### SET EXERCISE
Extract every line below that contains the word "национальных".

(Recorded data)
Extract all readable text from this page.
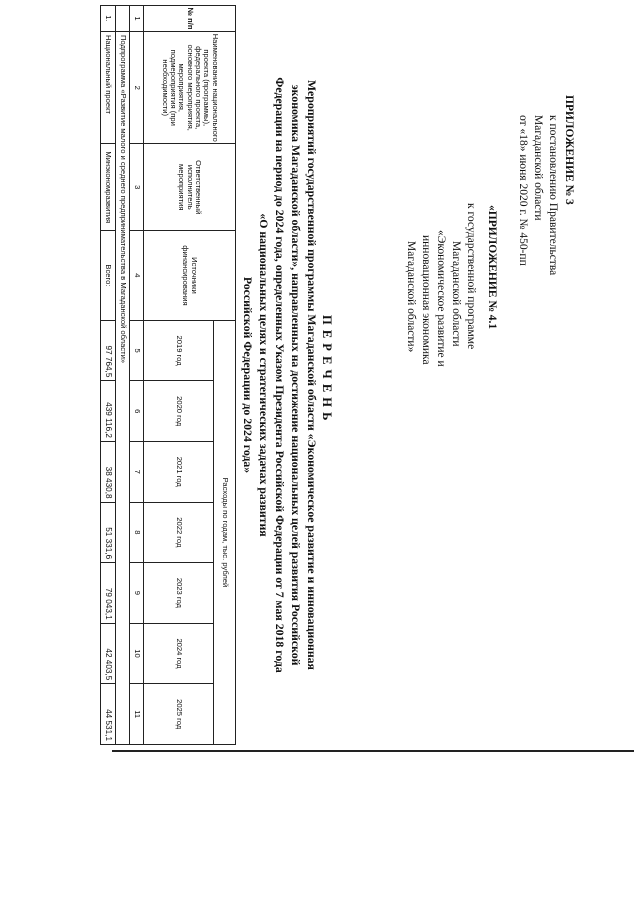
ПРИЛОЖЕНИЕ № 3
к постановлению Правительства
Магаданской области
от «18» июня 2020 г. № 450-пп
«ПРИЛОЖЕНИЕ № 4.1
к государственной программе
Магаданской области
«Экономическое развитие и
инновационная экономика
Магаданской области»
П Е Р Е Ч Е Н Ь
Мероприятий государственной программы Магаданской области «Экономическое развитие и инновационная
экономика Магаданской области», направленных на достижение национальных целей развития Российской
Федерации на период до 2024 года, определенных Указом Президента Российской Федерации от 7 мая 2018 года
«О национальных целях и стратегических задачах развития
Российской Федерации до 2024 года»
№ п/п	Наименование национального проекта (программы), федерального проекта, основного мероприятия, мероприятия, подмероприятия (при необходимости)	Ответственный исполнитель мероприятия	Источники финансирования	Расходы по годам, тыс. рублей						
				2019 год	2020 год	2021 год	2022 год	2023 год	2024 год	2025 год
1	2	3	4	5	6	7	8	9	10	11
	Подпрограмма «Развитие малого и среднего предпринимательства в Магаданской области»									
1.	Национальный проект	Минэкономразвития	Всего:	97 764,5	439 116,2	38 430,8	51 331,6	79 043,1	42 403,5	44 531,1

### ANSWER TO THIS TASK
экономика Магаданской области», направленных на достижение национальных целей развития Российской
«О национальных целях и стратегических задачах развития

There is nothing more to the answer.